» **Data lines**
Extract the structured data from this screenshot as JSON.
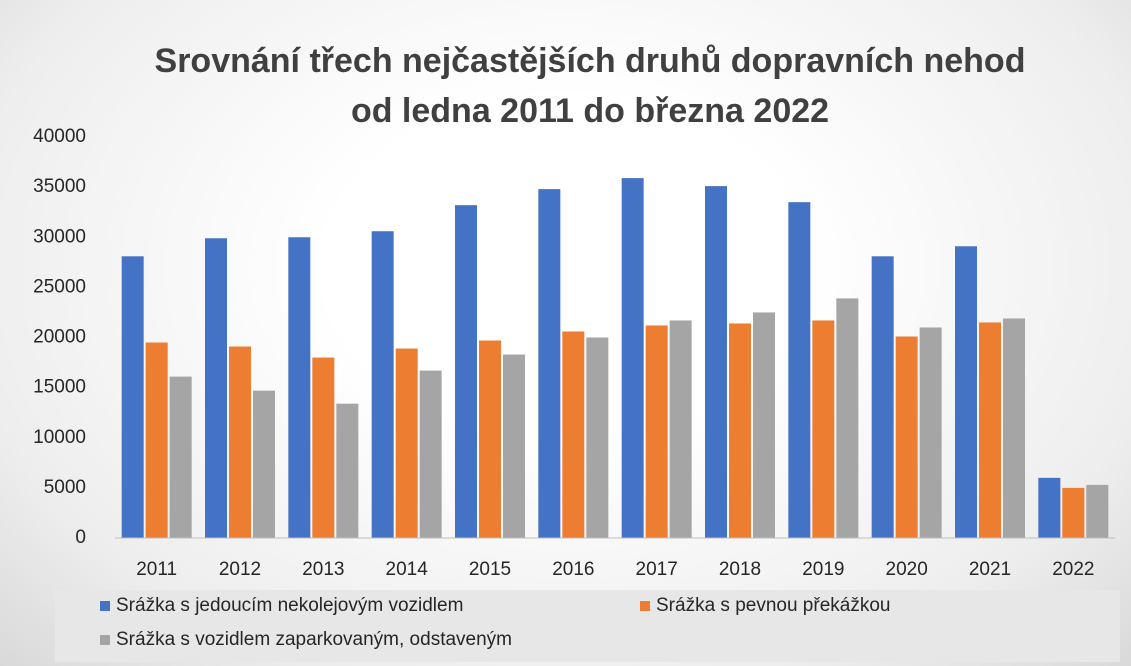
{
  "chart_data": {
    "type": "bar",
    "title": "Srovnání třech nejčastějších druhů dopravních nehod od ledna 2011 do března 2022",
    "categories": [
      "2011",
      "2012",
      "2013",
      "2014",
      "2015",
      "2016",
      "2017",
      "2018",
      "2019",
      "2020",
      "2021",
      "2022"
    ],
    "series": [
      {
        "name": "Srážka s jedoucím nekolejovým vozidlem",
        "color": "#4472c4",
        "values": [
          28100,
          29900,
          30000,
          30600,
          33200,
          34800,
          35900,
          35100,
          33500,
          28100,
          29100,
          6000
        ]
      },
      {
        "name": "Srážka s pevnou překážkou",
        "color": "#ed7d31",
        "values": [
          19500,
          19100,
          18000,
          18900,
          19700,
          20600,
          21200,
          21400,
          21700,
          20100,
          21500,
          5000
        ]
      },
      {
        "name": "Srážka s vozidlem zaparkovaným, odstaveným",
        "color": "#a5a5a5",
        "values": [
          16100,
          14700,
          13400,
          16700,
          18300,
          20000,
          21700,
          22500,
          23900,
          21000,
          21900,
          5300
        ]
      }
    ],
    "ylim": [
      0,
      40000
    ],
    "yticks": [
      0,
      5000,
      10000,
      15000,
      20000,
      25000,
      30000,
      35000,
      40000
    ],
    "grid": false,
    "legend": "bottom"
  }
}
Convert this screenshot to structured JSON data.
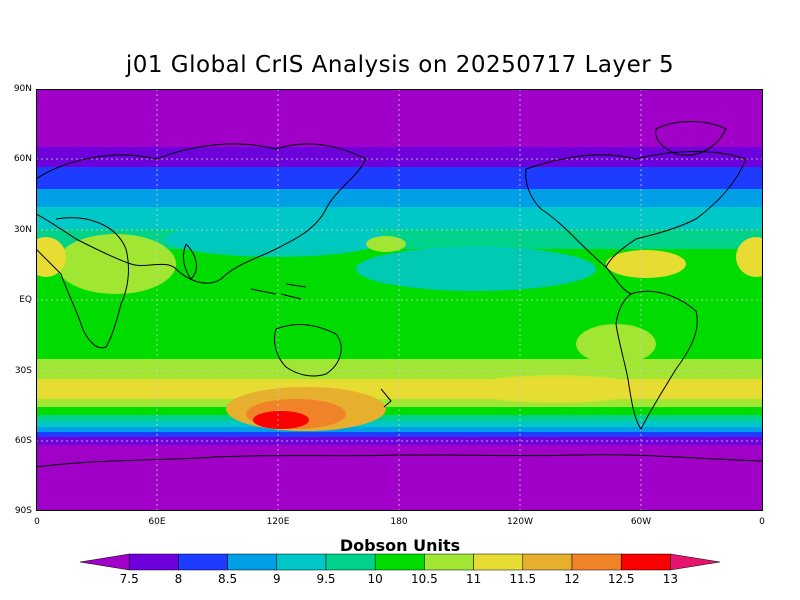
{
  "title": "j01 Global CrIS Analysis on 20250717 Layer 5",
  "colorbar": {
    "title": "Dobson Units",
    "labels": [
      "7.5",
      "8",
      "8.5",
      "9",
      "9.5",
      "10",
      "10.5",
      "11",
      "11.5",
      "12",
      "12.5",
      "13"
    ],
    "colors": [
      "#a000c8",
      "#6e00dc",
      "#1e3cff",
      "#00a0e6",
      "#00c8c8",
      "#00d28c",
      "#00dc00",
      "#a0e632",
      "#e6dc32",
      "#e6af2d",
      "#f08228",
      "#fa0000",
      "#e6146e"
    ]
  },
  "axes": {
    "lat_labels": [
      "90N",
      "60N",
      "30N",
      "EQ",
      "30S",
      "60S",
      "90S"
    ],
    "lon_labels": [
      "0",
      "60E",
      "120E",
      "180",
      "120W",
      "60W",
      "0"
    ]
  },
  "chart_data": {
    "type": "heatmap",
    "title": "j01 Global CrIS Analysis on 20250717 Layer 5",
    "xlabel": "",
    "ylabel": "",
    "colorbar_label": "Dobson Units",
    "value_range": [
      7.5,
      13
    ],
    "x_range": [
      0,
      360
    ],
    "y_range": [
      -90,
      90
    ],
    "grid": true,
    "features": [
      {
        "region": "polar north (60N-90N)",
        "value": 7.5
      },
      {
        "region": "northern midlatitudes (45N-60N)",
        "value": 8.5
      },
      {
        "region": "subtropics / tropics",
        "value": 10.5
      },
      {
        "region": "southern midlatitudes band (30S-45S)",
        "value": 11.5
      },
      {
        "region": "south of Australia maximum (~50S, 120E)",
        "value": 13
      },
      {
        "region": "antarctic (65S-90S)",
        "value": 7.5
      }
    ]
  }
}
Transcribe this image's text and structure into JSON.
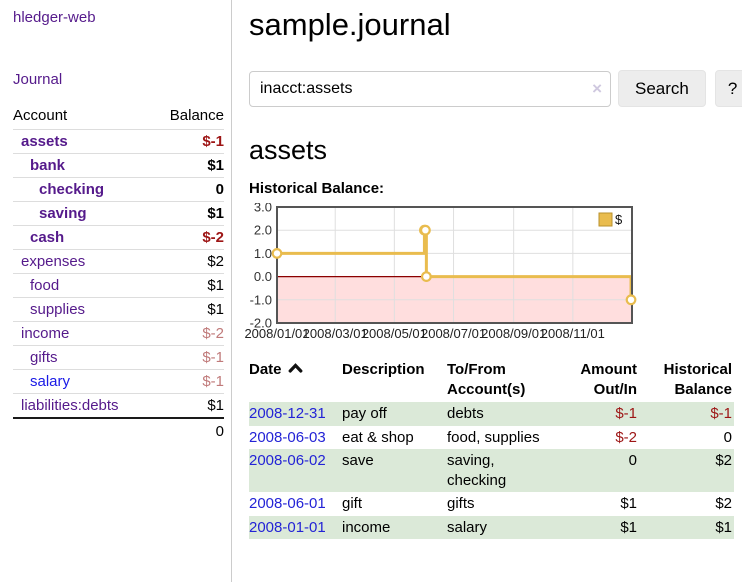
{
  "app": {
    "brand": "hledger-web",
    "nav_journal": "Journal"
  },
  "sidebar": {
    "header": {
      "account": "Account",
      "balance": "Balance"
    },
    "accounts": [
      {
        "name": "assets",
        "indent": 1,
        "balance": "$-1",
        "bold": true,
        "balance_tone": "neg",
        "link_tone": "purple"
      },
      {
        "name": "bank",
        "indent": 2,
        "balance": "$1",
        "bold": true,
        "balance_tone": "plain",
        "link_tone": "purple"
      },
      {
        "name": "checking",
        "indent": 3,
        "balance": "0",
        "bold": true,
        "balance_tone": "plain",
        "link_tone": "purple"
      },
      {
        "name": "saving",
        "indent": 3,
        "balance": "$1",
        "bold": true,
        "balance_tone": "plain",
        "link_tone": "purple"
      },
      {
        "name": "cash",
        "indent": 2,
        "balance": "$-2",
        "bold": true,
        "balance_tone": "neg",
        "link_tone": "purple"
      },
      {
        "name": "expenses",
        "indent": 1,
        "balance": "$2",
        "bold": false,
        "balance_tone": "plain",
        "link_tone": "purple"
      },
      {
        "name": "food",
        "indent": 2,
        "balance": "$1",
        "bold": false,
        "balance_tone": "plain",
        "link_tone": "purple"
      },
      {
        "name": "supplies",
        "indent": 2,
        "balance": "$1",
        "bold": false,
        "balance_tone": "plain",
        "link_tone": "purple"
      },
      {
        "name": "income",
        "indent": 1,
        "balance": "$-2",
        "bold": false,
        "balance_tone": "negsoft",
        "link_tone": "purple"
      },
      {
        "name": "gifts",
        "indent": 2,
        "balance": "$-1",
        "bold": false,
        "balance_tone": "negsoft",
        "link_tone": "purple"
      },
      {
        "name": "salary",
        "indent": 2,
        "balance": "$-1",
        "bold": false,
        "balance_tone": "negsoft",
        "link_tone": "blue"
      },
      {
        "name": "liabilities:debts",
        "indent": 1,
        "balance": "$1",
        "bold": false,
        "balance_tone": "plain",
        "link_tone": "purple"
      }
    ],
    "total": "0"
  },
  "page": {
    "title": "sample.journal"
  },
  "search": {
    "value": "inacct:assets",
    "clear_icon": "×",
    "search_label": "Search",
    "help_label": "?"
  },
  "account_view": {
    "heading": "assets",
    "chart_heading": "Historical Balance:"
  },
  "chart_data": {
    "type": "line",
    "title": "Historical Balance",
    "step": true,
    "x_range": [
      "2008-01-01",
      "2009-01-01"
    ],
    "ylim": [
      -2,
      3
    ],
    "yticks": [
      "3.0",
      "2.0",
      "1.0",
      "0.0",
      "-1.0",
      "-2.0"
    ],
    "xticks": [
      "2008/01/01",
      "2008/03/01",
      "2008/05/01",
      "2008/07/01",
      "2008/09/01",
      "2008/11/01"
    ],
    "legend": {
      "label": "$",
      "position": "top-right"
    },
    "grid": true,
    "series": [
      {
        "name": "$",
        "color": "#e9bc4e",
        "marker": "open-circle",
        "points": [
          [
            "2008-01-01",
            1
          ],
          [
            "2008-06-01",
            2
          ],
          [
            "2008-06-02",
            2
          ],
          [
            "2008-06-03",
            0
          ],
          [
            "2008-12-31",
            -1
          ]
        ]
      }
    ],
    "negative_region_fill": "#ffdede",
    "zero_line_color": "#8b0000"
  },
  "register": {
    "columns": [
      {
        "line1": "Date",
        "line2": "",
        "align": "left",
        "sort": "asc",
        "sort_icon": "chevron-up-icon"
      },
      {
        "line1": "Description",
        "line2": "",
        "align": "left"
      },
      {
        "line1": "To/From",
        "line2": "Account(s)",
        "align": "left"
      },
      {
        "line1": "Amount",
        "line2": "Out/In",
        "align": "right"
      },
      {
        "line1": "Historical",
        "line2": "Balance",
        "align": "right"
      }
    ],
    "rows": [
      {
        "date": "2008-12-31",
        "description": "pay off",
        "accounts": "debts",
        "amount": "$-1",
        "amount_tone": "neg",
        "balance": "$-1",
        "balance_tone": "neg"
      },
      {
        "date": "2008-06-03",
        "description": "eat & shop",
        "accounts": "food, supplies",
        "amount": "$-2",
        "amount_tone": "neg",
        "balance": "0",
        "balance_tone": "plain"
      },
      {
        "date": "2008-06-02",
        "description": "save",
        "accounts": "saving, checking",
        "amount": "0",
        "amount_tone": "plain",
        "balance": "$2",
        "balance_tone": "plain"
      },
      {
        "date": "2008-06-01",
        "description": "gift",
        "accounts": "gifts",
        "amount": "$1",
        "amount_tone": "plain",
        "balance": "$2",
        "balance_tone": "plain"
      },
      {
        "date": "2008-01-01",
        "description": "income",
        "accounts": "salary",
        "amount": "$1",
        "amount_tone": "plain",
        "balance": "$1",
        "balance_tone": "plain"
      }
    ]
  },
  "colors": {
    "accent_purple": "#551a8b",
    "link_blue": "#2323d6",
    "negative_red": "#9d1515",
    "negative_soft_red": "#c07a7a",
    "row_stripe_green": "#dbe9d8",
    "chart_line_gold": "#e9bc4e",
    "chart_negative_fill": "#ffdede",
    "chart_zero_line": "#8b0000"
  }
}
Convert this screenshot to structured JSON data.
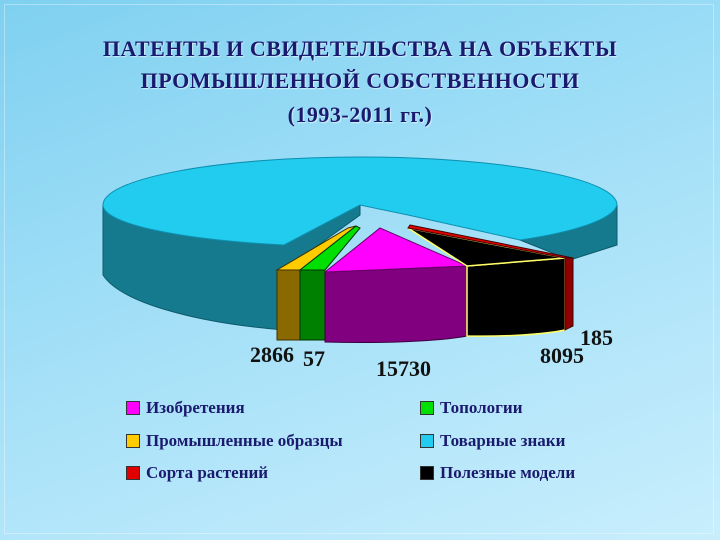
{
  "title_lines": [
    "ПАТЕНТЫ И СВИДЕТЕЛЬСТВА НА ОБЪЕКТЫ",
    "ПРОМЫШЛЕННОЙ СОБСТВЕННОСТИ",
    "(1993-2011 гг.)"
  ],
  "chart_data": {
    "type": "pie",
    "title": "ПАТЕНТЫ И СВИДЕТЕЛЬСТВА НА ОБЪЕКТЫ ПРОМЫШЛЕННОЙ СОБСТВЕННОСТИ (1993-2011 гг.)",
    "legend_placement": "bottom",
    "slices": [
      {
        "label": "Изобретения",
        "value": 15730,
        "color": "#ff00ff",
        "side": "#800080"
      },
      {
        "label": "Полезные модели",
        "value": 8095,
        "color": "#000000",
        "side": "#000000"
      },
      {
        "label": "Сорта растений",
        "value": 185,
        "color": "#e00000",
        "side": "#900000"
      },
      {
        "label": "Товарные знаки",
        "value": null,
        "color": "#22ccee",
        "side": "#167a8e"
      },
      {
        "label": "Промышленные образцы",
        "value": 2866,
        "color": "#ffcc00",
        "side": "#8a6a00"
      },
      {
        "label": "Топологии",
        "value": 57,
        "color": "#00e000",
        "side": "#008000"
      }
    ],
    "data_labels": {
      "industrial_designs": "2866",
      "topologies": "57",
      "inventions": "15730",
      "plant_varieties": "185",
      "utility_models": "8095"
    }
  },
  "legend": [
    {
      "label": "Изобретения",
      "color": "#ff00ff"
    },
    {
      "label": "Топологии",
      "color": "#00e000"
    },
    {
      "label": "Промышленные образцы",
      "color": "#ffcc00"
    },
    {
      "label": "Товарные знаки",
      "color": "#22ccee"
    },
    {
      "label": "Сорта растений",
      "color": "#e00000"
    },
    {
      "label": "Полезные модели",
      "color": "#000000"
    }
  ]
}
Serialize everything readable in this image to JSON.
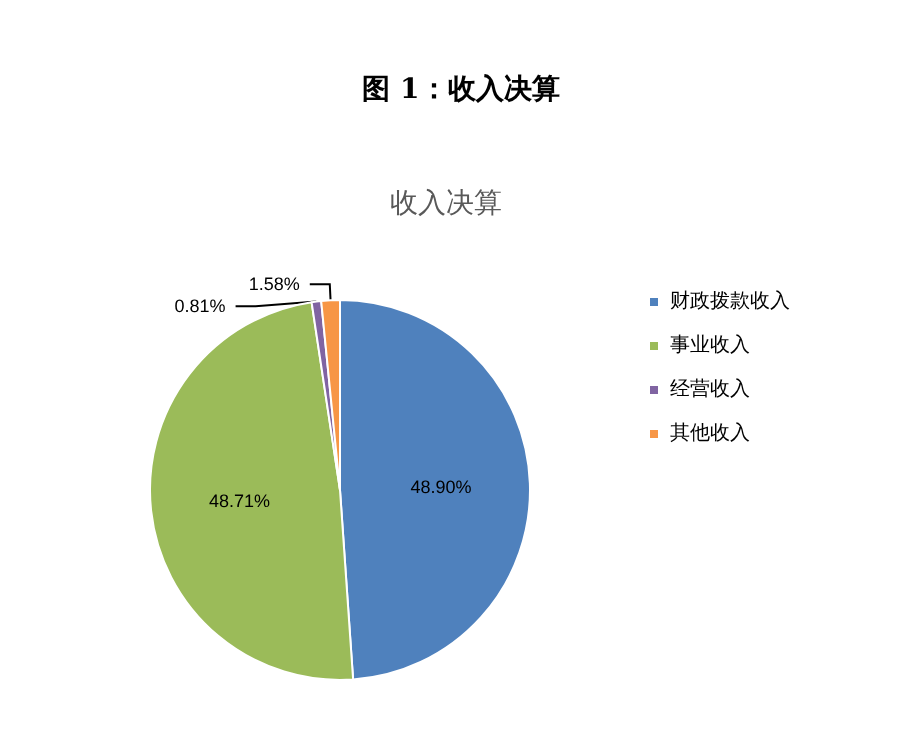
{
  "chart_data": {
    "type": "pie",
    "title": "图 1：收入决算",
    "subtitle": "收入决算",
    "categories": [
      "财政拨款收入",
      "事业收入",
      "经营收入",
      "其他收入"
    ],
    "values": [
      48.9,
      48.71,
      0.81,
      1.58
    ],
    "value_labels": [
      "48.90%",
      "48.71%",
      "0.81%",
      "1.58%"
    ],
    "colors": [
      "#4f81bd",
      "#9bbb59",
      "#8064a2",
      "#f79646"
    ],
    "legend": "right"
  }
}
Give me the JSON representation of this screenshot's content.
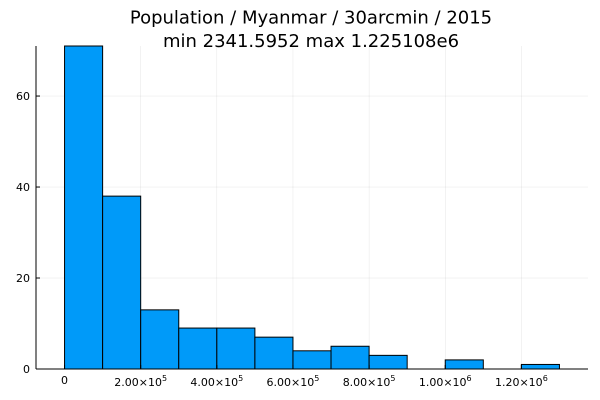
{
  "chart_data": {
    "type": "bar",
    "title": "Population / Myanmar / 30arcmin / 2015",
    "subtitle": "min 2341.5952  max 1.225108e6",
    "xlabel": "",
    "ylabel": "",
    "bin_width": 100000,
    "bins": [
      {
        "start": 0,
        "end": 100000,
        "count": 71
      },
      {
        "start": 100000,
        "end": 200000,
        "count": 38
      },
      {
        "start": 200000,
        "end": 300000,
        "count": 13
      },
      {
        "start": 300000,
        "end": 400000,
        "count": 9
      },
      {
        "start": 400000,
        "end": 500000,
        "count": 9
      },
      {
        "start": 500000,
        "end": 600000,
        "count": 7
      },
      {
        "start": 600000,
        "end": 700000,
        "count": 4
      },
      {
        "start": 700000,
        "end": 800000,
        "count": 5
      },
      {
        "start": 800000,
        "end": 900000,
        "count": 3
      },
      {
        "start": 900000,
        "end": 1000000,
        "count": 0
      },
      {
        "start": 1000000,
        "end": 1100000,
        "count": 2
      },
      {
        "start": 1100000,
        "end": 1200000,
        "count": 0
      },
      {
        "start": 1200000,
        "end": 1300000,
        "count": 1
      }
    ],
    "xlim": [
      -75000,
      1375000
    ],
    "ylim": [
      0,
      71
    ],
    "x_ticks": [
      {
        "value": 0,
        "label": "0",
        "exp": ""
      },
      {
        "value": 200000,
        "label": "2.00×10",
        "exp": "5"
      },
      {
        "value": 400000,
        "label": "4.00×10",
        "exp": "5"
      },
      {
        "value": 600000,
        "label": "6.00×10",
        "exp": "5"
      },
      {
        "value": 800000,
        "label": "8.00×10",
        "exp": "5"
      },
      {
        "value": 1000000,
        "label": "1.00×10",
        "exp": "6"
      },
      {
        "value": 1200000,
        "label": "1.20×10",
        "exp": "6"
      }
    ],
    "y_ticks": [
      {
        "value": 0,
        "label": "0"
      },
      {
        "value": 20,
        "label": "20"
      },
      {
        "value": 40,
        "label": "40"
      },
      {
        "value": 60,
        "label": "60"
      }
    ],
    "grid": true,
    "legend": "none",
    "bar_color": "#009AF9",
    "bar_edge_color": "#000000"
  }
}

» **Exercise requirements**
Isolate the lines above that contain the word "this" and copy them.

» **Exercise solution**
Extract the structured data from this screenshot as JSON.
Convert this screenshot to structured JSON data.
Transcribe this image's text and structure into JSON.
Convert this screenshot to structured JSON data.
Serialize everything readable in this image to JSON.
Give me the JSON representation of this screenshot's content.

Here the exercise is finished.